Records that describe figures
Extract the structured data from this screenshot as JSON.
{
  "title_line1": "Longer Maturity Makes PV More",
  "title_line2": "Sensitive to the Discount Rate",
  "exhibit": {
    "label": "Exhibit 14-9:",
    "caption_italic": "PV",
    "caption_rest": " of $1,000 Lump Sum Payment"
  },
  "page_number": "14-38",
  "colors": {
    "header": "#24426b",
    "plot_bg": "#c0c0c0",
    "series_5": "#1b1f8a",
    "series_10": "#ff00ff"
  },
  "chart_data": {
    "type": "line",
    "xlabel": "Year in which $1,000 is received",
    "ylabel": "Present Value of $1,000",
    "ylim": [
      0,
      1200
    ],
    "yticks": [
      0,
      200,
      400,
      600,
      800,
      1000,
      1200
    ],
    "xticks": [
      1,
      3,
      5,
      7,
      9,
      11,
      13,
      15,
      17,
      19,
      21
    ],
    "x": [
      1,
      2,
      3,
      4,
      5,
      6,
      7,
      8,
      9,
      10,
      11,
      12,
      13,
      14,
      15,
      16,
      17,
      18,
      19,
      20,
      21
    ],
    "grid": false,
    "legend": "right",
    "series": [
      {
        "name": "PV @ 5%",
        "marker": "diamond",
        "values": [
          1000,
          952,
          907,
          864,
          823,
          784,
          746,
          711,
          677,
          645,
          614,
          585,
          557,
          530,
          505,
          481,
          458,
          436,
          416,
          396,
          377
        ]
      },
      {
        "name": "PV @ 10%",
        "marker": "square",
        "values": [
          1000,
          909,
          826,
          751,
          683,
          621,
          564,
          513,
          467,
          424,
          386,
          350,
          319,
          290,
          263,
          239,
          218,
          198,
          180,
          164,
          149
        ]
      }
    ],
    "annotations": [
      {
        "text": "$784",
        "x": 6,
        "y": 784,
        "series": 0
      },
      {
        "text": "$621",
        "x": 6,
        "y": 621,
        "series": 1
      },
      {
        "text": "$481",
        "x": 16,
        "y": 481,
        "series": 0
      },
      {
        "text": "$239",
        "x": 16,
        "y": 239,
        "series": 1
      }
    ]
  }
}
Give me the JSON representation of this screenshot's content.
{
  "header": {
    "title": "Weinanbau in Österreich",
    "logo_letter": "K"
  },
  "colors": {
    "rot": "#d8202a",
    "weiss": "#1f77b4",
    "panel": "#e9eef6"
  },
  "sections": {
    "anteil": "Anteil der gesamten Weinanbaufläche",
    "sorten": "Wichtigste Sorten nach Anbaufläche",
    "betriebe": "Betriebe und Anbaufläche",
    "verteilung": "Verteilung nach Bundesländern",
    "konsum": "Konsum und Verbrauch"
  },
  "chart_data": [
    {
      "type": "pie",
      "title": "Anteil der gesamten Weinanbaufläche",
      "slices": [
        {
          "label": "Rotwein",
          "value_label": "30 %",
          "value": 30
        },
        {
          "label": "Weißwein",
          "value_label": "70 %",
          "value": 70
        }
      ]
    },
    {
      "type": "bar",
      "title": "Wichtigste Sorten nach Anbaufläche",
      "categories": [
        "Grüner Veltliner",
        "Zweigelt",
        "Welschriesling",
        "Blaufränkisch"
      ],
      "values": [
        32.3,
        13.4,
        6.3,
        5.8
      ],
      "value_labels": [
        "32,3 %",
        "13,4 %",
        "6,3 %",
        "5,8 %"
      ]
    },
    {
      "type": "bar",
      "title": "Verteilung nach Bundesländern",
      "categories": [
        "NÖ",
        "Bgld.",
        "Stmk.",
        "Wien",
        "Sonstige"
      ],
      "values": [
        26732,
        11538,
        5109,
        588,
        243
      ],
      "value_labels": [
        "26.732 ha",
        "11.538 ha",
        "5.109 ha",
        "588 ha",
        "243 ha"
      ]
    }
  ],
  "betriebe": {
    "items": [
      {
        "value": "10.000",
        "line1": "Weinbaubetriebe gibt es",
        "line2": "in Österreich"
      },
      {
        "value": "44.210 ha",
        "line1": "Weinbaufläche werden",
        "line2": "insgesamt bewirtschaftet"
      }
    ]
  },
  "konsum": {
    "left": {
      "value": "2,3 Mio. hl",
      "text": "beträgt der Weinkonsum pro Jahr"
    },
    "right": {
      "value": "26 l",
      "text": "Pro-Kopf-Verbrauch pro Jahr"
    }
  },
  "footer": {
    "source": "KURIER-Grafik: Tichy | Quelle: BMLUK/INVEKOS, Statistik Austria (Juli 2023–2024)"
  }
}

_Given exercise_
Transcribe the whole listing with nothing added or left out.

_Result_
Extract the structured data from this screenshot as JSON.
{
  "title_line1": "Longer Maturity Makes PV More",
  "title_line2": "Sensitive to the Discount Rate",
  "exhibit": {
    "label": "Exhibit 14-9:",
    "caption_italic": "PV",
    "caption_rest": " of $1,000 Lump Sum Payment"
  },
  "page_number": "14-38",
  "colors": {
    "header": "#24426b",
    "plot_bg": "#c0c0c0",
    "series_5": "#1b1f8a",
    "series_10": "#ff00ff"
  },
  "chart_data": {
    "type": "line",
    "xlabel": "Year in which $1,000 is received",
    "ylabel": "Present Value of $1,000",
    "ylim": [
      0,
      1200
    ],
    "yticks": [
      0,
      200,
      400,
      600,
      800,
      1000,
      1200
    ],
    "xticks": [
      1,
      3,
      5,
      7,
      9,
      11,
      13,
      15,
      17,
      19,
      21
    ],
    "x": [
      1,
      2,
      3,
      4,
      5,
      6,
      7,
      8,
      9,
      10,
      11,
      12,
      13,
      14,
      15,
      16,
      17,
      18,
      19,
      20,
      21
    ],
    "grid": false,
    "legend": "right",
    "series": [
      {
        "name": "PV @ 5%",
        "marker": "diamond",
        "values": [
          1000,
          952,
          907,
          864,
          823,
          784,
          746,
          711,
          677,
          645,
          614,
          585,
          557,
          530,
          505,
          481,
          458,
          436,
          416,
          396,
          377
        ]
      },
      {
        "name": "PV @ 10%",
        "marker": "square",
        "values": [
          1000,
          909,
          826,
          751,
          683,
          621,
          564,
          513,
          467,
          424,
          386,
          350,
          319,
          290,
          263,
          239,
          218,
          198,
          180,
          164,
          149
        ]
      }
    ],
    "annotations": [
      {
        "text": "$784",
        "x": 6,
        "y": 784,
        "series": 0
      },
      {
        "text": "$621",
        "x": 6,
        "y": 621,
        "series": 1
      },
      {
        "text": "$481",
        "x": 16,
        "y": 481,
        "series": 0
      },
      {
        "text": "$239",
        "x": 16,
        "y": 239,
        "series": 1
      }
    ]
  }
}
Give me the JSON representation of this screenshot's content.
{
  "header": {
    "title": "Weinanbau in Österreich",
    "logo_letter": "K"
  },
  "colors": {
    "rot": "#d8202a",
    "weiss": "#1f77b4",
    "panel": "#e9eef6"
  },
  "sections": {
    "anteil": "Anteil der gesamten Weinanbaufläche",
    "sorten": "Wichtigste Sorten nach Anbaufläche",
    "betriebe": "Betriebe und Anbaufläche",
    "verteilung": "Verteilung nach Bundesländern",
    "konsum": "Konsum und Verbrauch"
  },
  "chart_data": [
    {
      "type": "pie",
      "title": "Anteil der gesamten Weinanbaufläche",
      "slices": [
        {
          "label": "Rotwein",
          "value_label": "30 %",
          "value": 30
        },
        {
          "label": "Weißwein",
          "value_label": "70 %",
          "value": 70
        }
      ]
    },
    {
      "type": "bar",
      "title": "Wichtigste Sorten nach Anbaufläche",
      "categories": [
        "Grüner Veltliner",
        "Zweigelt",
        "Welschriesling",
        "Blaufränkisch"
      ],
      "values": [
        32.3,
        13.4,
        6.3,
        5.8
      ],
      "value_labels": [
        "32,3 %",
        "13,4 %",
        "6,3 %",
        "5,8 %"
      ]
    },
    {
      "type": "bar",
      "title": "Verteilung nach Bundesländern",
      "categories": [
        "NÖ",
        "Bgld.",
        "Stmk.",
        "Wien",
        "Sonstige"
      ],
      "values": [
        26732,
        11538,
        5109,
        588,
        243
      ],
      "value_labels": [
        "26.732 ha",
        "11.538 ha",
        "5.109 ha",
        "588 ha",
        "243 ha"
      ]
    }
  ],
  "betriebe": {
    "items": [
      {
        "value": "10.000",
        "line1": "Weinbaubetriebe gibt es",
        "line2": "in Österreich"
      },
      {
        "value": "44.210 ha",
        "line1": "Weinbaufläche werden",
        "line2": "insgesamt bewirtschaftet"
      }
    ]
  },
  "konsum": {
    "left": {
      "value": "2,3 Mio. hl",
      "text": "beträgt der Weinkonsum pro Jahr"
    },
    "right": {
      "value": "26 l",
      "text": "Pro-Kopf-Verbrauch pro Jahr"
    }
  },
  "footer": {
    "source": "KURIER-Grafik: Tichy | Quelle: BMLUK/INVEKOS, Statistik Austria (Juli 2023–2024)"
  }
}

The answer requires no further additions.